SOURCE EXTRACT -
Examination of the LLC amplitude spectra and related RMS (root-mean-square) values at \(T<\) 120 days, also included in Fig. 2, reveals that the LLC540 simulation yields weaker OAM variability than LLC90, especially at periods below 7 days. This is an interesting result, as the amount of damping conveyed by bottom friction and viscosity schemes (Sect. 3.3) is, to first order, identical between the two runs (D. Menemenlis, 2021, personal communication). Higher dissipation in LLC540 must stem from the sixfold increase in horizontal resolution, which can have various effects. First, grid spacing of \(^\circ \) is sufficiently small to resolve the first baroclinic Rossby radius in the deep ocean within latitudes \(|\phi |< 40^\circ \); cf. Figure 1 in Hallberg (2013). Transient eddy features are therefore admitted in the LLC540 simulation and tend to drain energy from the large-scale fields important to OAM quantities. Second, higher resolution necessarily results in sharper topographic gradients, which can enhance scattering of barotropic motions into baroclinic waves. In fact, localized interactions with topography have been shown to be relevant to the dynamic response of a stratified ocean to barometric pressure (Ponte and Vinogradov 2007), a process most active on sub-weekly time scale where LLC540 variability in \(\chi ^{m,v}_{x,y}\) is weak.

EXTRACTED DATA -
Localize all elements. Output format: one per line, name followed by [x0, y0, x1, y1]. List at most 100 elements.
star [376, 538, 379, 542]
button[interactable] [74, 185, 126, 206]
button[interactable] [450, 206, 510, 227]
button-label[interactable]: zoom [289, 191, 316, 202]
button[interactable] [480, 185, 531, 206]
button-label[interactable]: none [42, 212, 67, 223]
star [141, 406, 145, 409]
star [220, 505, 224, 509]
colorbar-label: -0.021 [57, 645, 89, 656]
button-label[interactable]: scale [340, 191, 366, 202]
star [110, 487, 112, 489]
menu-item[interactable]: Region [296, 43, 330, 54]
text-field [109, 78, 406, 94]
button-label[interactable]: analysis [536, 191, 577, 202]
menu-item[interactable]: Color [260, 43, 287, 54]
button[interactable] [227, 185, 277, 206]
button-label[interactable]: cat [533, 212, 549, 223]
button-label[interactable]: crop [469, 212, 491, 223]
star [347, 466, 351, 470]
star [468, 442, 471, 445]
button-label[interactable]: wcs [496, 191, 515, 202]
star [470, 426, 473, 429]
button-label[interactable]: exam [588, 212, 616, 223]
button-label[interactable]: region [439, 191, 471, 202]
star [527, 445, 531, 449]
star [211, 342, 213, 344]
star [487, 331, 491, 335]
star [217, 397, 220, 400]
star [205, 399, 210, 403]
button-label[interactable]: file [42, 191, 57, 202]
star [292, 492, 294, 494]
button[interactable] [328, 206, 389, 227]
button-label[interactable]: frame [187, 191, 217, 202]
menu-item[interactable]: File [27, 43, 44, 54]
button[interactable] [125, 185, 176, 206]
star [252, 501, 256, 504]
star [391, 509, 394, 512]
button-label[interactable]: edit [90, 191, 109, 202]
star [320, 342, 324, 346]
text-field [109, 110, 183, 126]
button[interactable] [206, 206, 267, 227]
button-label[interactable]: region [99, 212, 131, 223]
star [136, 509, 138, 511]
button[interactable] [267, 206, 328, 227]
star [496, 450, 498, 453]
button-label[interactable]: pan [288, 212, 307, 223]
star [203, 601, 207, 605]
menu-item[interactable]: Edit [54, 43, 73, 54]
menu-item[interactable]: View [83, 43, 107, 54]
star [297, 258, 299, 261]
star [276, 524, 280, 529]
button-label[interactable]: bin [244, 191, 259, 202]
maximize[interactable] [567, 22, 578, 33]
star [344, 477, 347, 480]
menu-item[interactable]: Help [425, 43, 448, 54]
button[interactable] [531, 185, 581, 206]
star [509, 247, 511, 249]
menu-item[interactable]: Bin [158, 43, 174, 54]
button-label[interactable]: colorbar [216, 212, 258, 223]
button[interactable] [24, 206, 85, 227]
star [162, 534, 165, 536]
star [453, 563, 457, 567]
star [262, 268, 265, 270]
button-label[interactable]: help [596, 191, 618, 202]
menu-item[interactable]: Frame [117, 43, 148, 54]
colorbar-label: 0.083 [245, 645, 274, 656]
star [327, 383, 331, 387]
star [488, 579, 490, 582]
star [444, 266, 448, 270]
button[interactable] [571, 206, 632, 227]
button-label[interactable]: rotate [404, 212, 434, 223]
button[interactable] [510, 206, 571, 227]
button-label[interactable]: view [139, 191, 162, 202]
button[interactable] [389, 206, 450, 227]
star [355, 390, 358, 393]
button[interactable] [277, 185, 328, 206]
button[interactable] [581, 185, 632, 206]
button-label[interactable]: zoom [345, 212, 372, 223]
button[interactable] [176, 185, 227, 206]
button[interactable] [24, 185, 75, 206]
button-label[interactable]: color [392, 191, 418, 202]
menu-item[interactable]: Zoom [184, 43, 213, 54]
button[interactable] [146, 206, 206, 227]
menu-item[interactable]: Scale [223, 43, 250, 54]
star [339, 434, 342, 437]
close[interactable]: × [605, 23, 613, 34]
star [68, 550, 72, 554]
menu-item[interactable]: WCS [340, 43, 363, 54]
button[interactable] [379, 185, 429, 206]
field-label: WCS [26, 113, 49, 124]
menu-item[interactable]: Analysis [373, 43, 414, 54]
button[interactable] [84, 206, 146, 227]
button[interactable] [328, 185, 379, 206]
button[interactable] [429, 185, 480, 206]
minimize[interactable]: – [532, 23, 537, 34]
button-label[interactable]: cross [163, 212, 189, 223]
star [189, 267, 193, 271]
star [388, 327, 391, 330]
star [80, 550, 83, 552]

PROBLEM STATEMENT -
Continue the passage on ocean angular momentum variability in the LLC90 and LLC540 simulations, starting after its last sentence.

ANSWER TO THIS TASK -
A paramount feature in Fig. 2, particularly clear in the motion terms, are power deficits in the OAM functions from DEBOT. Assuming depth-independence of the flow field at large scales is generally justified on physical grounds (Willebrand et al 1980), but dynamics at a given latitude become more baroclinic with increasing period (Bingham and Hughes 2008). Hence, we expect a drop in coherence between DEBOT OAM estimates and rotation parameters toward the lower end of the frequencies considered. Most glaring though in Fig. 2 are large amplitudes in the MPIOM-based equatorial motion terms at periods of less than \(\sim \)2 weeks and 2–4 mas in excess relative to other models. Below, we offer more thoughts on these anomalies and their ramifications for modeling rapid polar motion.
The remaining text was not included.